Identify every line in the records below that contains the word "noise", and reproduce each one.

------------

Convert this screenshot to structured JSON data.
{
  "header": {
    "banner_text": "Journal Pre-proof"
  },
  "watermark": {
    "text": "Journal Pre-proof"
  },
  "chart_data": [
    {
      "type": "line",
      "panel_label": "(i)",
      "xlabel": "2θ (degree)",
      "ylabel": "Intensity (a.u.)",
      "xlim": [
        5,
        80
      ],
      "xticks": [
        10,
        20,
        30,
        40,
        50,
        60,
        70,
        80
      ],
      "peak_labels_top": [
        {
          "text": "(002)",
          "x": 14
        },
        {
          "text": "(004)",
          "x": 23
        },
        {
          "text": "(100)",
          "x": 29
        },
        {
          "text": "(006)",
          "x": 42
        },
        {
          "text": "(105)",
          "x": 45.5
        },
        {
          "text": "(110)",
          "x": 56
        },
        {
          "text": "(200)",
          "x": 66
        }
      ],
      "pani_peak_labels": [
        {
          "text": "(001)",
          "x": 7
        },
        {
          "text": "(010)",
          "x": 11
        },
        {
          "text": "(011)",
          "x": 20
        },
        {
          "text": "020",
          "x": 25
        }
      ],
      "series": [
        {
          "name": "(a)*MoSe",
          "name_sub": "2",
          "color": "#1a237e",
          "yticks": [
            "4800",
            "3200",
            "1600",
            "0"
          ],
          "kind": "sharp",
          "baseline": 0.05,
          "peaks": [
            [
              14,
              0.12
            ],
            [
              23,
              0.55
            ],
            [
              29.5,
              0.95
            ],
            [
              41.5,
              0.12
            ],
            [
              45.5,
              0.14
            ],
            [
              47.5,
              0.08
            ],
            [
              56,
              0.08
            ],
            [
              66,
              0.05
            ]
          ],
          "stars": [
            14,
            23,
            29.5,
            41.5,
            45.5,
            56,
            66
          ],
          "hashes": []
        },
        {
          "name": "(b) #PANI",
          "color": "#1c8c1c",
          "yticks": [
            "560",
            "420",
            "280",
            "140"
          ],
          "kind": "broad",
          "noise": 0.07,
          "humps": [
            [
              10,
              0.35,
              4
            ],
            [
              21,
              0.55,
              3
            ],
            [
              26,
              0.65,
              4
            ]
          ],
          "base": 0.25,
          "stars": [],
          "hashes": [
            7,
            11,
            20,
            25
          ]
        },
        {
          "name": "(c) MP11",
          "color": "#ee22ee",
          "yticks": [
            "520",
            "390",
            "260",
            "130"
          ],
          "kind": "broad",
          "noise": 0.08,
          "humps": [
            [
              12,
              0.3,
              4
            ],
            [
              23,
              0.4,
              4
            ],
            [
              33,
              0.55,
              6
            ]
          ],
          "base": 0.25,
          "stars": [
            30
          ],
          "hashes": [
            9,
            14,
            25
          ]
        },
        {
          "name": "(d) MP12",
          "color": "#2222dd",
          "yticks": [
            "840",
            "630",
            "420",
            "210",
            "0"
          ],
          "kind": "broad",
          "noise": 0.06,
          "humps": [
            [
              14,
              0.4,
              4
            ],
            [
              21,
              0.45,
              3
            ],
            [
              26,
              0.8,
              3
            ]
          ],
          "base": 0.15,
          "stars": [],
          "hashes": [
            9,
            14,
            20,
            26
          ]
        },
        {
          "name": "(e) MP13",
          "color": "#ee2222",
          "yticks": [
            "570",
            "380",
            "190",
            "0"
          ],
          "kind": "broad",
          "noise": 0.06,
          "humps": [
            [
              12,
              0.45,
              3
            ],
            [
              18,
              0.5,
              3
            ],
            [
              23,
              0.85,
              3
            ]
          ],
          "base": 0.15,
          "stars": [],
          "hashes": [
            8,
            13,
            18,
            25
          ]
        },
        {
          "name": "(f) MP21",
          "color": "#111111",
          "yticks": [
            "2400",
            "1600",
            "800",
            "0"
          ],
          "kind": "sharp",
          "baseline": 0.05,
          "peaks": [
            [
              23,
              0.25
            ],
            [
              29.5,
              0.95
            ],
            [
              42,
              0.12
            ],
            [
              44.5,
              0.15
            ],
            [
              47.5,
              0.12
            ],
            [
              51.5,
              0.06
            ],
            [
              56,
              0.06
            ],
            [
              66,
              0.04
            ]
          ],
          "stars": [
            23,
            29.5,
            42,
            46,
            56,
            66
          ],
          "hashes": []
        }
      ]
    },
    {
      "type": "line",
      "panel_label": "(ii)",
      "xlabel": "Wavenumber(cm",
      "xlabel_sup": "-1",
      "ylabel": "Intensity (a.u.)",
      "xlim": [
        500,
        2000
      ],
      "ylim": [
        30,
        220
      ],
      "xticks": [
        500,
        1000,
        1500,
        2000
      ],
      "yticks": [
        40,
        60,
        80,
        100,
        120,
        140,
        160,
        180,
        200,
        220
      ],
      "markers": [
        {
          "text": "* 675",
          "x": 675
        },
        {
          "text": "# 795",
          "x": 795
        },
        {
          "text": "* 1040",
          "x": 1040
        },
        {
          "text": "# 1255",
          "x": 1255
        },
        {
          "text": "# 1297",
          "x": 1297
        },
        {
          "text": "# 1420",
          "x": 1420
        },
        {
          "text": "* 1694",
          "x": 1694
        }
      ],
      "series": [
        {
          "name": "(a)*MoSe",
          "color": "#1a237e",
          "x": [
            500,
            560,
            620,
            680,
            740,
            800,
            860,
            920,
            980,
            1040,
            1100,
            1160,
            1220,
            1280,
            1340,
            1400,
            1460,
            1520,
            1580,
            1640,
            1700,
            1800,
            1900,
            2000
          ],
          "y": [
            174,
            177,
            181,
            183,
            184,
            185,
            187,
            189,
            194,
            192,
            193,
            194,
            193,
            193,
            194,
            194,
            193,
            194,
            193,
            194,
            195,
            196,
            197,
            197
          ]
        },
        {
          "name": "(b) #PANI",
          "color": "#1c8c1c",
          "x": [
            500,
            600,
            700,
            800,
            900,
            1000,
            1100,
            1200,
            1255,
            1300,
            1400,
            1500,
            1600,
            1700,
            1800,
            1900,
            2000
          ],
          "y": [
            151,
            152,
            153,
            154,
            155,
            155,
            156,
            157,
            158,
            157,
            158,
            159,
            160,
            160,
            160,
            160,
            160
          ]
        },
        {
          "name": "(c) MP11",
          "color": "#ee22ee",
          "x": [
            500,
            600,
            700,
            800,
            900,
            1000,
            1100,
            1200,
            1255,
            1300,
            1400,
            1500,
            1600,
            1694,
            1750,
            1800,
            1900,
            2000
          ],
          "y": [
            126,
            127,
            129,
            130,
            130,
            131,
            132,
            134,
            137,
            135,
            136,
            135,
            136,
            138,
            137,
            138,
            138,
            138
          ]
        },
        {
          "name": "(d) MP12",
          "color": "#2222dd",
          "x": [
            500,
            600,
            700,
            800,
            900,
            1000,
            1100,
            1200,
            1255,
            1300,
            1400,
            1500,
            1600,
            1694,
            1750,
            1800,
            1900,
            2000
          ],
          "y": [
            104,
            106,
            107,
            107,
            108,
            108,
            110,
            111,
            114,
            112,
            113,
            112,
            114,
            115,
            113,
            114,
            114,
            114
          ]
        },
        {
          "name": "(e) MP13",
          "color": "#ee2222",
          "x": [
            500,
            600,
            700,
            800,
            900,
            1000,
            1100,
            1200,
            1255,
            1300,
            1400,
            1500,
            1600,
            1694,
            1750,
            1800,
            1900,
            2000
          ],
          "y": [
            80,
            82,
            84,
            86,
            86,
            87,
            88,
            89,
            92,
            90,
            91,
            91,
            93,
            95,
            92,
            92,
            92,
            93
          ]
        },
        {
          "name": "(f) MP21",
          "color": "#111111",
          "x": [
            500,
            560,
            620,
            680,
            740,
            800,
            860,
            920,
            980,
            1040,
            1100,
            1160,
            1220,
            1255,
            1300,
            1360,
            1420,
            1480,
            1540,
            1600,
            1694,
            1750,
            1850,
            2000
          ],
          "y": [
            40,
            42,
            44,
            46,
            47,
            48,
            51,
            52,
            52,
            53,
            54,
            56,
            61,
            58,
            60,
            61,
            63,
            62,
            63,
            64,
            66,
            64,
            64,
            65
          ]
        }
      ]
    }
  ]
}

------------

◆ Correct answer ◆
          "noise": 0.07,
          "noise": 0.08,
          "noise": 0.06,
          "noise": 0.06,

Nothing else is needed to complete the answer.